DIRECTIONS FOR THIS TASK: Scan the entries below and extract each line with the word "power" in it.

LISTING:
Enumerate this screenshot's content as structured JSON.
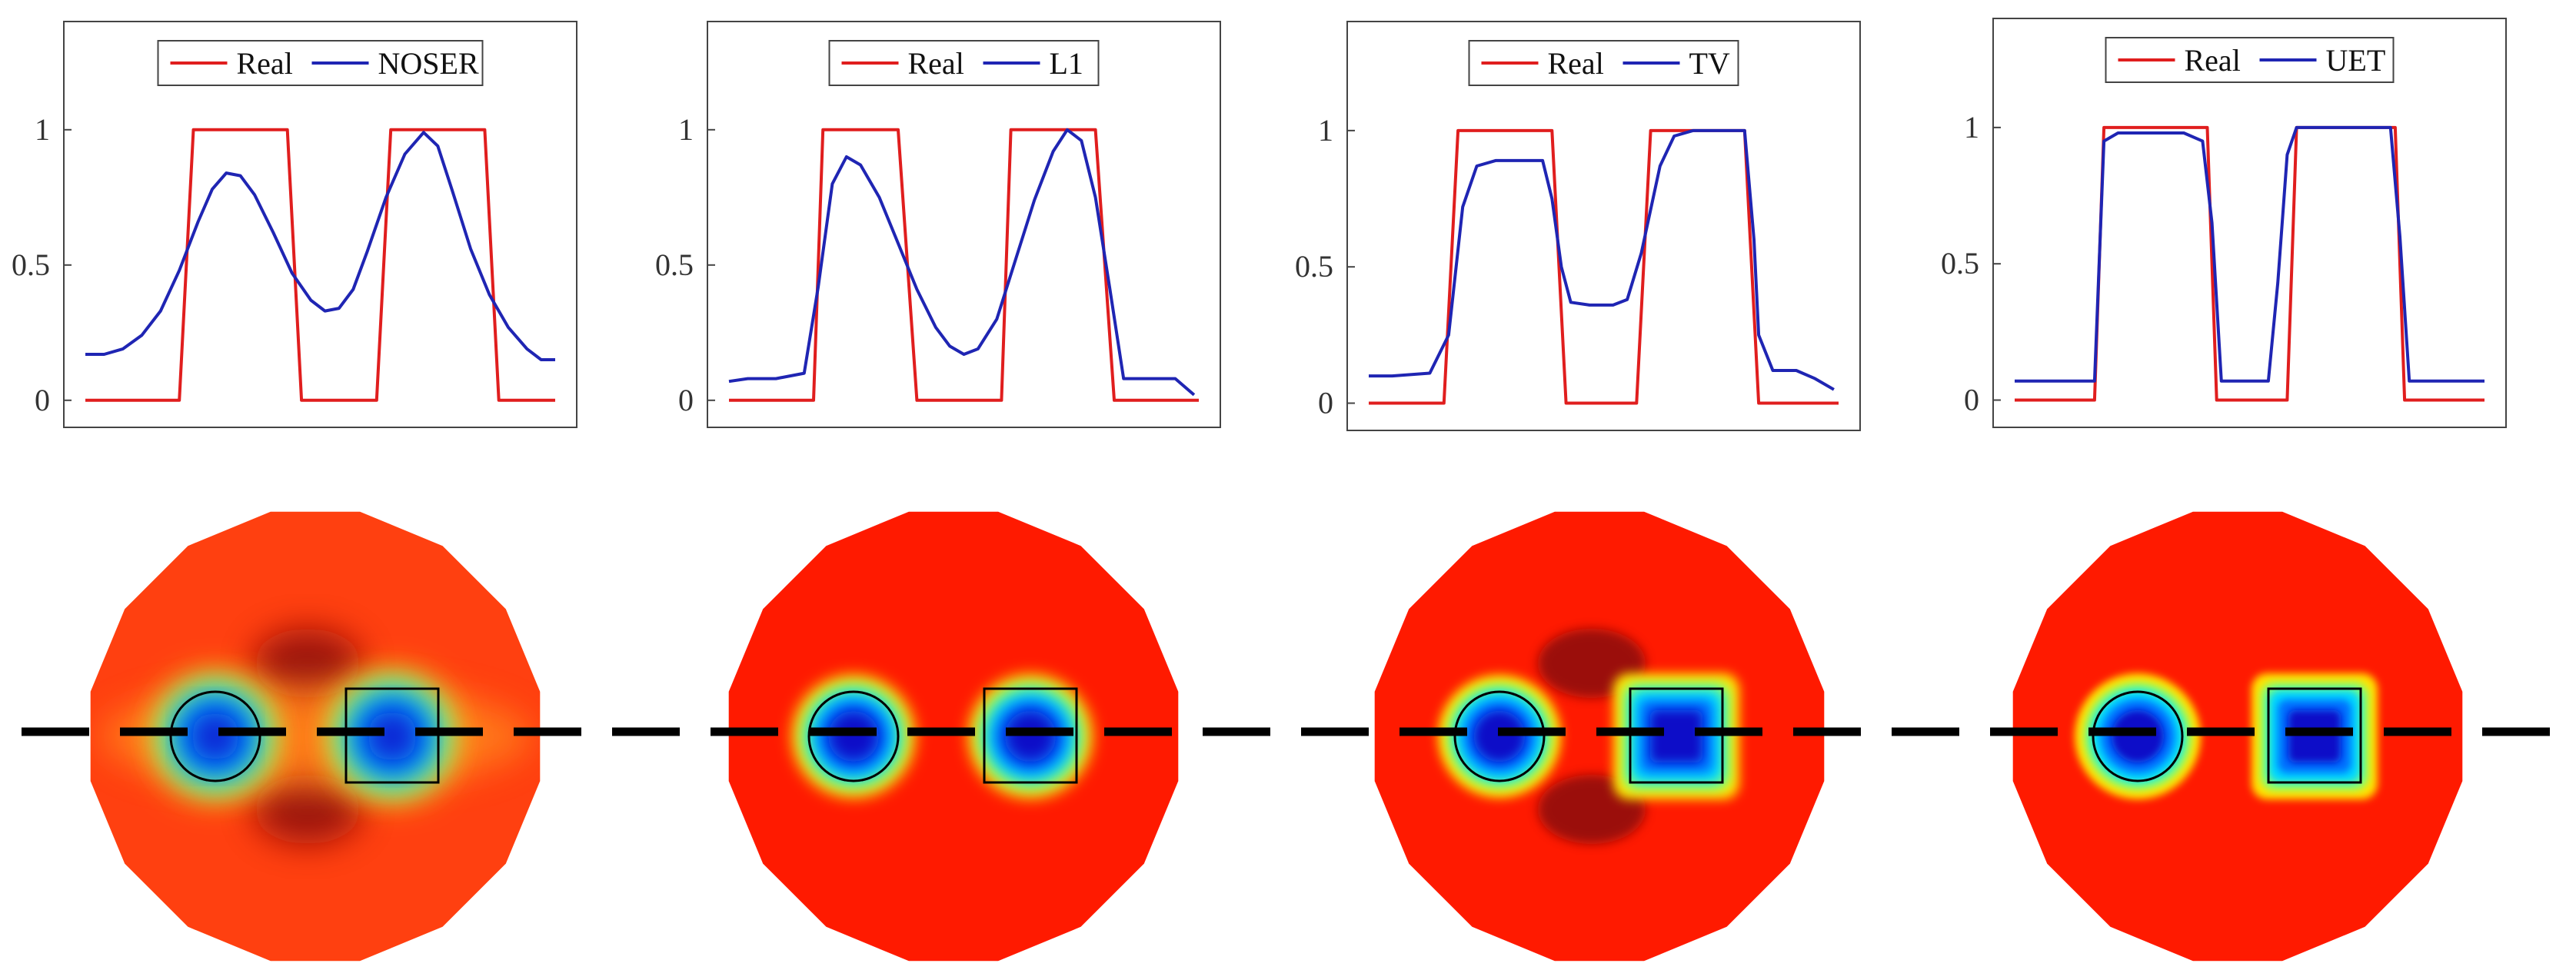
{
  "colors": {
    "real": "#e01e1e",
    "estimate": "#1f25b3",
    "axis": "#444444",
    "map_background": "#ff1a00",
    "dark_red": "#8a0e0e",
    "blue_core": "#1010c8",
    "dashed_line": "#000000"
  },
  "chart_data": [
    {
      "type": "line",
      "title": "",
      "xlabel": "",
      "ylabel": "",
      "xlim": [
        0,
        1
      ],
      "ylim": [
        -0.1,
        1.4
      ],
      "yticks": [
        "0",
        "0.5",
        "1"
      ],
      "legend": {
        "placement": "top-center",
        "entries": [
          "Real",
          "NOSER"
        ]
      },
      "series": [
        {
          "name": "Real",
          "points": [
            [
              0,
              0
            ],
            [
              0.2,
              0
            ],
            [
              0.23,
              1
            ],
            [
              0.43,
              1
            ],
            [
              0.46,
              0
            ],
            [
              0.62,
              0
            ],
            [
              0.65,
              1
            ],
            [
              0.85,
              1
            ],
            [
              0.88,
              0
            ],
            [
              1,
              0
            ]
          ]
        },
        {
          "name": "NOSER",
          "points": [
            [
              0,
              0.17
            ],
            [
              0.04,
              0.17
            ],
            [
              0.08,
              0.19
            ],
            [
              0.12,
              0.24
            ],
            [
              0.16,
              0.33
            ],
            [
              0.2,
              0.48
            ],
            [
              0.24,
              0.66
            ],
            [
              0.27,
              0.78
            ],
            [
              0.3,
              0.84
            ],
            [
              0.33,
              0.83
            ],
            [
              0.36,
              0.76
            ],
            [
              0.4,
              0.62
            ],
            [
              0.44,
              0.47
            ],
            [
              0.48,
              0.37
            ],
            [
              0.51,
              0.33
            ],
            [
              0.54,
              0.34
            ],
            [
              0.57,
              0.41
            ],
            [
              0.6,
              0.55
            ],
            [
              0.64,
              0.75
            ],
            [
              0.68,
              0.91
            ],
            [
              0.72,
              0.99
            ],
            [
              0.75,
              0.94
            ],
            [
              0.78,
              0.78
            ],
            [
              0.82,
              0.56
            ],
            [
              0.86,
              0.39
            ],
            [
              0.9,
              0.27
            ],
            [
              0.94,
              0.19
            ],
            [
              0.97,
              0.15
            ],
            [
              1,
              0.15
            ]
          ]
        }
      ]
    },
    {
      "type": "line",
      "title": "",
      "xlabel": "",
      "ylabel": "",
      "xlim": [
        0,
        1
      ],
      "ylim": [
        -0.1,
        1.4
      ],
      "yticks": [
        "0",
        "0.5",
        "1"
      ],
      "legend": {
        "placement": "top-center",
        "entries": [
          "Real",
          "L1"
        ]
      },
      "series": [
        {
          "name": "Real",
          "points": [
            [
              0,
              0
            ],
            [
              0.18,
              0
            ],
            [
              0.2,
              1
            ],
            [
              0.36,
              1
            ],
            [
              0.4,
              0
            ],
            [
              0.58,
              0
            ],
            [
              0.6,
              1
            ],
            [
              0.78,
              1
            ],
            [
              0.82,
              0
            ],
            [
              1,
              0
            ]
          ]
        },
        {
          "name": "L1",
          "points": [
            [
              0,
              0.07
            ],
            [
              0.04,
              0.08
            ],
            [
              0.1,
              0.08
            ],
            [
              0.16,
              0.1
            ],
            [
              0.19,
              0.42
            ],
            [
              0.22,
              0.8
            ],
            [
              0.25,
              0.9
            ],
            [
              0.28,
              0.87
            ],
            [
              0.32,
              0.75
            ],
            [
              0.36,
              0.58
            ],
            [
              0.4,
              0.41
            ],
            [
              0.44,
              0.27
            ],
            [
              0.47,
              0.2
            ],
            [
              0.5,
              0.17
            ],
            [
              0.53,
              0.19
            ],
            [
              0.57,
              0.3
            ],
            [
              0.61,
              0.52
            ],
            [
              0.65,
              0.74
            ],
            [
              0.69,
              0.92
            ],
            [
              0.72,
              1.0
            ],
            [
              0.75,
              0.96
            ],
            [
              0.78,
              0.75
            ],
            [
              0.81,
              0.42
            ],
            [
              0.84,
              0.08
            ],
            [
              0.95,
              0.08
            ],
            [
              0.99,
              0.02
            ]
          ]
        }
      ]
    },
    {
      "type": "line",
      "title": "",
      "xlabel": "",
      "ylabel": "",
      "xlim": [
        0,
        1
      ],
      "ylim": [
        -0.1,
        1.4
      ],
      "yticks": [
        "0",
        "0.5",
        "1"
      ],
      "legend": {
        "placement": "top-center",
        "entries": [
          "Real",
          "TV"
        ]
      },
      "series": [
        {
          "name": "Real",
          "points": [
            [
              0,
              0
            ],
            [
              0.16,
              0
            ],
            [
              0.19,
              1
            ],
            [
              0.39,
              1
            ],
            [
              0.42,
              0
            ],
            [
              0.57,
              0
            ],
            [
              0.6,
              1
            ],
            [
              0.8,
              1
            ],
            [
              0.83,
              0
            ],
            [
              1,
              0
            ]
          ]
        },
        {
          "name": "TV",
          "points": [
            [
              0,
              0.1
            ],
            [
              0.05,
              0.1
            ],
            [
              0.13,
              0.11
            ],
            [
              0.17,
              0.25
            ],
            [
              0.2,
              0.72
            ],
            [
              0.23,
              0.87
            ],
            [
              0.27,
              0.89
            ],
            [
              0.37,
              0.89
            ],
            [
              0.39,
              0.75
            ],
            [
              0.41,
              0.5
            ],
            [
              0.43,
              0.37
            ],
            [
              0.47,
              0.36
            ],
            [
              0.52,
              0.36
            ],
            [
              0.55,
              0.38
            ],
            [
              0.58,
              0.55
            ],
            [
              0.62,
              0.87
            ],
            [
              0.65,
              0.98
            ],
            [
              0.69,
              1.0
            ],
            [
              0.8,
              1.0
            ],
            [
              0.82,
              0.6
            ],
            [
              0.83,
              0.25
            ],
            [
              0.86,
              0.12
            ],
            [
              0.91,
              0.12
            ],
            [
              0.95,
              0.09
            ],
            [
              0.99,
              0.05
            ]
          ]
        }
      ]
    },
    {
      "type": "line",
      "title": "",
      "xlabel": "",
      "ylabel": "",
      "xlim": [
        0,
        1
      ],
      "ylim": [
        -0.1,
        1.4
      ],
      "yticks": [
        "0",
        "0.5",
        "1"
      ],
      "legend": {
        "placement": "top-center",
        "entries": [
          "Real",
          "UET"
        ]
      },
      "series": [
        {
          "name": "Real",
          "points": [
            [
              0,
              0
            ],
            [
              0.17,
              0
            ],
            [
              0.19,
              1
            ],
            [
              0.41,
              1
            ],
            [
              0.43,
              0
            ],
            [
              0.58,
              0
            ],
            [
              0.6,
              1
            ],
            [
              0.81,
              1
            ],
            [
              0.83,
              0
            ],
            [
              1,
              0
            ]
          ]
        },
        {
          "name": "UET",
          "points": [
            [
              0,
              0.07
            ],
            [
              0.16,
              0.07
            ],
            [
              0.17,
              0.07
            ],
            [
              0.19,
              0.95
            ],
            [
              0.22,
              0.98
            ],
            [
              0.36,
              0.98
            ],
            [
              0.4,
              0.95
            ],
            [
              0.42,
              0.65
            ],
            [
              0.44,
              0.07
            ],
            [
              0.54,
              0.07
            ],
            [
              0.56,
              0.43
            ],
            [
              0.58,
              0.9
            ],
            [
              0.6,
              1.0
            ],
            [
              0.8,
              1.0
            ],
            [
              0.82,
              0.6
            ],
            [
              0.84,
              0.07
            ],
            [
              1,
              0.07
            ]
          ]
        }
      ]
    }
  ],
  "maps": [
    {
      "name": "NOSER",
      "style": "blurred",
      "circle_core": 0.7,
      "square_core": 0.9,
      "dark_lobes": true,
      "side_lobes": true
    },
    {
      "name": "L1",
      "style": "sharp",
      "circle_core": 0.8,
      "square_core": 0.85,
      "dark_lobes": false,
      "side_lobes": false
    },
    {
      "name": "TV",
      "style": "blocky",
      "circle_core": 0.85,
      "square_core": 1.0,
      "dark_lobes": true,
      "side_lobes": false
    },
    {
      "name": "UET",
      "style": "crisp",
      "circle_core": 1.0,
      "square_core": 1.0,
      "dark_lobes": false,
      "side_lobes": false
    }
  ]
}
--
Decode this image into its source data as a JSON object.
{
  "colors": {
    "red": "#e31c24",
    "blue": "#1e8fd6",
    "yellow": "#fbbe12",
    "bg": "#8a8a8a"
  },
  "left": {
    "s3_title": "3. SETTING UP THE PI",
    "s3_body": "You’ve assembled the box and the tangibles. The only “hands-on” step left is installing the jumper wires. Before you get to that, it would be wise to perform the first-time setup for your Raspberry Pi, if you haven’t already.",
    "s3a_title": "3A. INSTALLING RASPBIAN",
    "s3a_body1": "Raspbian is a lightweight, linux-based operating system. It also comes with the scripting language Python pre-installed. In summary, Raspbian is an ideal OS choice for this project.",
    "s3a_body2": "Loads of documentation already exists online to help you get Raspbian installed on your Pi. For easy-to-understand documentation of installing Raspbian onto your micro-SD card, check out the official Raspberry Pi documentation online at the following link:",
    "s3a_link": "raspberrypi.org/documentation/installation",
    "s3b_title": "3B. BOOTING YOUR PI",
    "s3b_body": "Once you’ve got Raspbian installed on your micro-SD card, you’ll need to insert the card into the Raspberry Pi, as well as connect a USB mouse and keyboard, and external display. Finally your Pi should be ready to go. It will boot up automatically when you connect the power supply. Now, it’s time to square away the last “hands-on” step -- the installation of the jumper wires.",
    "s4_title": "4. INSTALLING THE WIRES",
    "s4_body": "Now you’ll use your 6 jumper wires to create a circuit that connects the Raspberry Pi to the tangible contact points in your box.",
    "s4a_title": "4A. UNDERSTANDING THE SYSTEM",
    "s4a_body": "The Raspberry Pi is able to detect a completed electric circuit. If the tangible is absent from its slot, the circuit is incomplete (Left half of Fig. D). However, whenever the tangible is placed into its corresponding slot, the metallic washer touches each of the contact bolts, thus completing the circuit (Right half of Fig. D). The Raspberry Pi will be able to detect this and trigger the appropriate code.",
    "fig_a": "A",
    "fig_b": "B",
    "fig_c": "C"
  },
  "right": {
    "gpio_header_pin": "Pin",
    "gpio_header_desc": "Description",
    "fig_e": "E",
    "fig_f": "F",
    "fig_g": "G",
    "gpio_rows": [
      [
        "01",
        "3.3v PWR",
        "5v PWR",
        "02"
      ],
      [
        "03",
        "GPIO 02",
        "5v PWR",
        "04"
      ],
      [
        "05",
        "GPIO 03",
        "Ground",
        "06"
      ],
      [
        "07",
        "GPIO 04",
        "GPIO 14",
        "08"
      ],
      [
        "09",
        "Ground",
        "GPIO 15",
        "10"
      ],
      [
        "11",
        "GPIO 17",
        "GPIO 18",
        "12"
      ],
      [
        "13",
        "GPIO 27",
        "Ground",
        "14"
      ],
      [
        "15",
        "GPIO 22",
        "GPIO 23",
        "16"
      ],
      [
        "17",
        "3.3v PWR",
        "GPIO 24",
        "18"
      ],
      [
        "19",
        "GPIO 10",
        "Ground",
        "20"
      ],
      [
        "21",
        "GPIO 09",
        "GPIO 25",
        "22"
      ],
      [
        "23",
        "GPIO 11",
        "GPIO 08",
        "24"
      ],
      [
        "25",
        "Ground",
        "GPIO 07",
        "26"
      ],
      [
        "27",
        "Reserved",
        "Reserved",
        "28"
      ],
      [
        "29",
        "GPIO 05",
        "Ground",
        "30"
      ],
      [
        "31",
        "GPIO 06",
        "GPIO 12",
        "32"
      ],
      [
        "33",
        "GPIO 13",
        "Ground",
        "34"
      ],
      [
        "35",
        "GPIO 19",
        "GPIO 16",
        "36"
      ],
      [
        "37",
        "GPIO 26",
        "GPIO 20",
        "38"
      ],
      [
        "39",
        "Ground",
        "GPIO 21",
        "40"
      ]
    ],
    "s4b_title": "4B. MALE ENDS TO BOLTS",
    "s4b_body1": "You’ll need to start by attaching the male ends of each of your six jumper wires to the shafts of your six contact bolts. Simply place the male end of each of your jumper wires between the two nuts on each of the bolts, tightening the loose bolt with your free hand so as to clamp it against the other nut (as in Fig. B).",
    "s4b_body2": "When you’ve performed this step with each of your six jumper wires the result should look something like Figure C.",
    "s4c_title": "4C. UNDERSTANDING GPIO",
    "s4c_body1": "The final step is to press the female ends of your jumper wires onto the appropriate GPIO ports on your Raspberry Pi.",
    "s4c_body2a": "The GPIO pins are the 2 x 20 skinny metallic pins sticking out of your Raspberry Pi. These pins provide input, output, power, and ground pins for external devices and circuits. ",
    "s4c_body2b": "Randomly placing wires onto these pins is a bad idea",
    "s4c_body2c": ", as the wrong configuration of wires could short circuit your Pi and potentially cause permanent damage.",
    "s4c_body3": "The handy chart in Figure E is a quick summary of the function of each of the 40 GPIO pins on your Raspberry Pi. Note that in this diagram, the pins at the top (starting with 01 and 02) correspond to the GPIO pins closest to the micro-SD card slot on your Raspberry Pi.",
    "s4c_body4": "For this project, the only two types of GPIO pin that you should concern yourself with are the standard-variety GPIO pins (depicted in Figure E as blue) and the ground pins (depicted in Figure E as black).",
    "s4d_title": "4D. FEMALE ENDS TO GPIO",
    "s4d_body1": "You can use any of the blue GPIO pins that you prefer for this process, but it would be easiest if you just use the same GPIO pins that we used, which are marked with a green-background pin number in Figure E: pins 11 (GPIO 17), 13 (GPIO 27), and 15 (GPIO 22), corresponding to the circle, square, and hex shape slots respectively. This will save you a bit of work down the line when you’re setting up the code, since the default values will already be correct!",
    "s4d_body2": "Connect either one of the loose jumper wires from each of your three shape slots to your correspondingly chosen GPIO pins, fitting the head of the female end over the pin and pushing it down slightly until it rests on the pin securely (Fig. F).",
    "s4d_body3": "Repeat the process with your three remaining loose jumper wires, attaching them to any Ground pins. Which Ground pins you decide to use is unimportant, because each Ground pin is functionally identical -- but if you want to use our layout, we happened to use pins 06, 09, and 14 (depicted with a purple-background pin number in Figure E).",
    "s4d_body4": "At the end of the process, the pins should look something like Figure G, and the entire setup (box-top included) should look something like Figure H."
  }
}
...
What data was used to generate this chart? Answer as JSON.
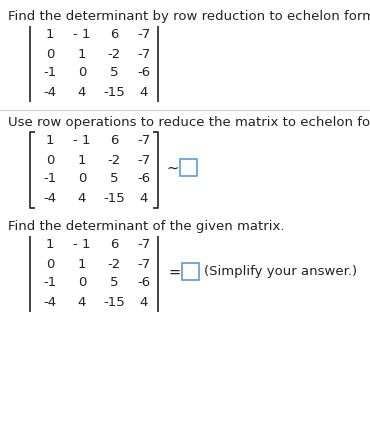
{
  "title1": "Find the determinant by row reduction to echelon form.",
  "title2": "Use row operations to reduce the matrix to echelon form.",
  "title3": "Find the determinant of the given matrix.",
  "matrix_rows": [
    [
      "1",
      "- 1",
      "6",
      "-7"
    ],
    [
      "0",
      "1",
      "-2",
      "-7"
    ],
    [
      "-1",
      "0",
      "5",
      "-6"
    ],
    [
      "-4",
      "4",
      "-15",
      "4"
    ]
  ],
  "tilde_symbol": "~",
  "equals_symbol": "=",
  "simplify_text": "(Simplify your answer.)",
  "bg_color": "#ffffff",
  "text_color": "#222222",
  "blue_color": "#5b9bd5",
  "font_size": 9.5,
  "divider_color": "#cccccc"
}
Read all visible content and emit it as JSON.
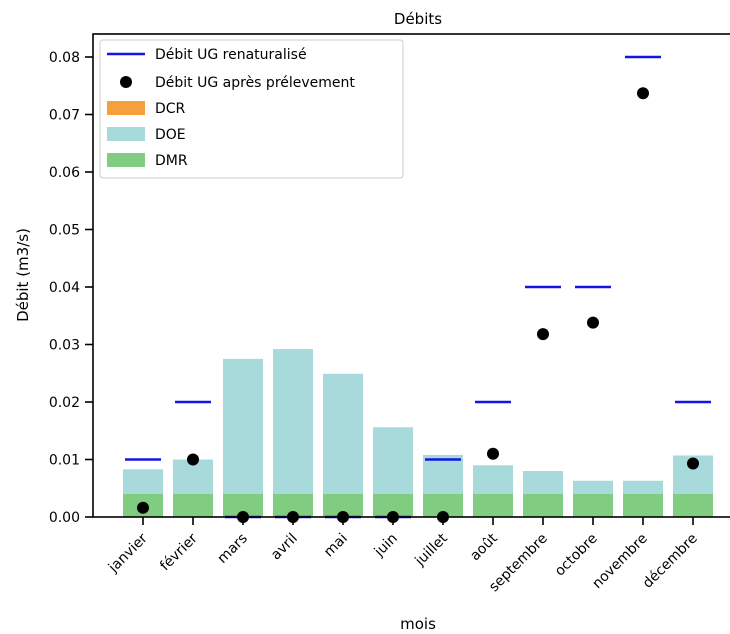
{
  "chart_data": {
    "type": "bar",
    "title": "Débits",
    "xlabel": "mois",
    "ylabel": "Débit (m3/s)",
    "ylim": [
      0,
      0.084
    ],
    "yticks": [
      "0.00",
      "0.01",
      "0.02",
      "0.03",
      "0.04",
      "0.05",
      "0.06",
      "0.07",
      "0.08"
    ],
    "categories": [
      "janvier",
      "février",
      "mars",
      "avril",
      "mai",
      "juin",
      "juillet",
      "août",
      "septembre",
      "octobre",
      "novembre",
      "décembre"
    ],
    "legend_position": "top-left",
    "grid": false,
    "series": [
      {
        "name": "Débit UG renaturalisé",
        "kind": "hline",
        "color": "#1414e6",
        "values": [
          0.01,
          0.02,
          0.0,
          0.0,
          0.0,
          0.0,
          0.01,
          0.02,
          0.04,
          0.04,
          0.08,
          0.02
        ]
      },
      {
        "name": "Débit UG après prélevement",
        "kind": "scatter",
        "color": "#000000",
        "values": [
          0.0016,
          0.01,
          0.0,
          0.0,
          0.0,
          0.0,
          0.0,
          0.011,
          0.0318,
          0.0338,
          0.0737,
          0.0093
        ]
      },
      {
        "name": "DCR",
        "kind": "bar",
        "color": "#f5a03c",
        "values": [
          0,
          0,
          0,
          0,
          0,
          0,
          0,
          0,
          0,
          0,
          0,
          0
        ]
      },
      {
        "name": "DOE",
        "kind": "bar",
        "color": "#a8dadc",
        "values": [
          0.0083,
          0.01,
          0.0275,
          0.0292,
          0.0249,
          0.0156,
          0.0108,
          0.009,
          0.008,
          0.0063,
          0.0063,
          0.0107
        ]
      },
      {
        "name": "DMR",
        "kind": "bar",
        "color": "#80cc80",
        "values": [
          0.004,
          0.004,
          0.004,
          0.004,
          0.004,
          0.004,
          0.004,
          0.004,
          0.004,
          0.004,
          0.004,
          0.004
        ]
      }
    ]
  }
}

ANSWER TO THE TASK:
    "s3b_body": "Once you’ve got Raspbian installed on your micro-SD card, you’ll need to insert the card into the Raspberry Pi, as well as connect a USB mouse and keyboard, and external display. Finally your Pi should be ready to go. It will boot up automatically when you connect the power supply. Now, it’s time to square away the last “hands-on” step -- the installation of the jumper wires.",
    "s4c_body2a": "The GPIO pins are the 2 x 20 skinny metallic pins sticking out of your Raspberry Pi. These pins provide input, output, power, and ground pins for external devices and circuits. ",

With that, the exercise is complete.